> **Exercise requirements**
List each line of the data in which the string "name" appears.

> **Dataset entries on figures**

○ ○ ○

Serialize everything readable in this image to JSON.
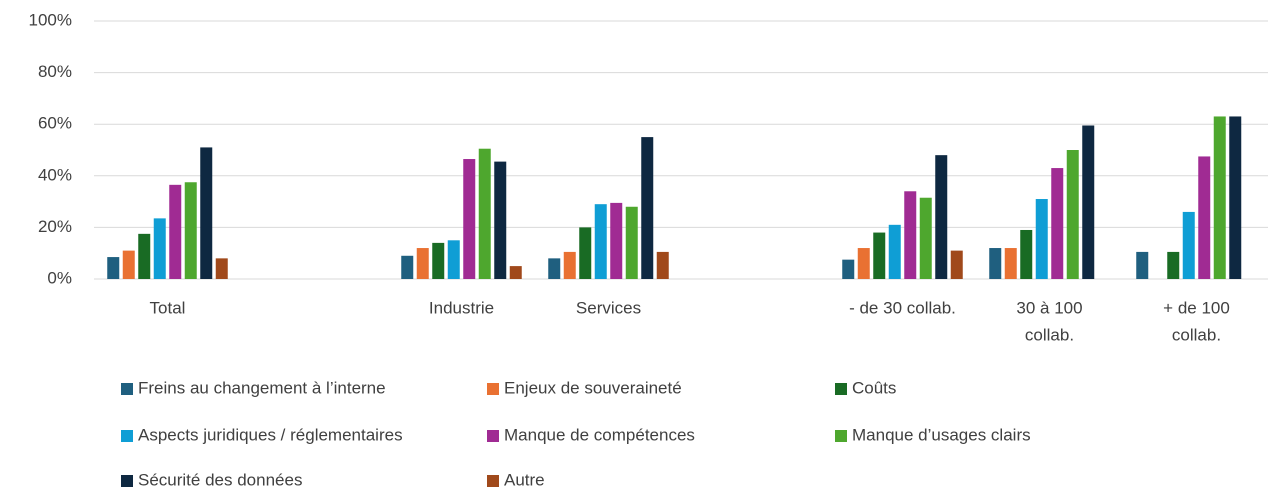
{
  "chart_data": {
    "type": "bar",
    "categories": [
      [
        "Total"
      ],
      null,
      [
        "Industrie"
      ],
      [
        "Services"
      ],
      null,
      [
        "- de 30 collab."
      ],
      [
        "30 à 100",
        "collab."
      ],
      [
        "+ de 100",
        "collab."
      ]
    ],
    "series": [
      {
        "name": "Freins au changement à l’interne",
        "color": "#1f5f7f",
        "values": [
          8.5,
          null,
          9,
          8,
          null,
          7.5,
          12,
          10.5
        ]
      },
      {
        "name": "Enjeux de souveraineté",
        "color": "#e97132",
        "values": [
          11,
          null,
          12,
          10.5,
          null,
          12,
          12,
          0
        ]
      },
      {
        "name": "Coûts",
        "color": "#196b24",
        "values": [
          17.5,
          null,
          14,
          20,
          null,
          18,
          19,
          10.5
        ]
      },
      {
        "name": "Aspects juridiques / réglementaires",
        "color": "#0f9ed5",
        "values": [
          23.5,
          null,
          15,
          29,
          null,
          21,
          31,
          26
        ]
      },
      {
        "name": "Manque de compétences",
        "color": "#a02b93",
        "values": [
          36.5,
          null,
          46.5,
          29.5,
          null,
          34,
          43,
          47.5
        ]
      },
      {
        "name": "Manque d’usages clairs",
        "color": "#4ea72e",
        "values": [
          37.5,
          null,
          50.5,
          28,
          null,
          31.5,
          50,
          63
        ]
      },
      {
        "name": "Sécurité des données",
        "color": "#0e2841",
        "values": [
          51,
          null,
          45.5,
          55,
          null,
          48,
          59.5,
          63
        ]
      },
      {
        "name": "Autre",
        "color": "#a0491b",
        "values": [
          8,
          null,
          5,
          10.5,
          null,
          11,
          0,
          0
        ]
      }
    ],
    "ylim": [
      0,
      100
    ],
    "yticks": [
      {
        "value": 0,
        "label": "0%"
      },
      {
        "value": 20,
        "label": "20%"
      },
      {
        "value": 40,
        "label": "40%"
      },
      {
        "value": 60,
        "label": "60%"
      },
      {
        "value": 80,
        "label": "80%"
      },
      {
        "value": 100,
        "label": "100%"
      }
    ],
    "grid": true,
    "legend": "bottom"
  }
}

○ ○ ○

> **Task result**
        "name": "Freins au changement à l’interne",
        "name": "Enjeux de souveraineté",
        "name": "Coûts",
        "name": "Aspects juridiques / réglementaires",
        "name": "Manque de compétences",
        "name": "Manque d’usages clairs",
        "name": "Sécurité des données",
        "name": "Autre",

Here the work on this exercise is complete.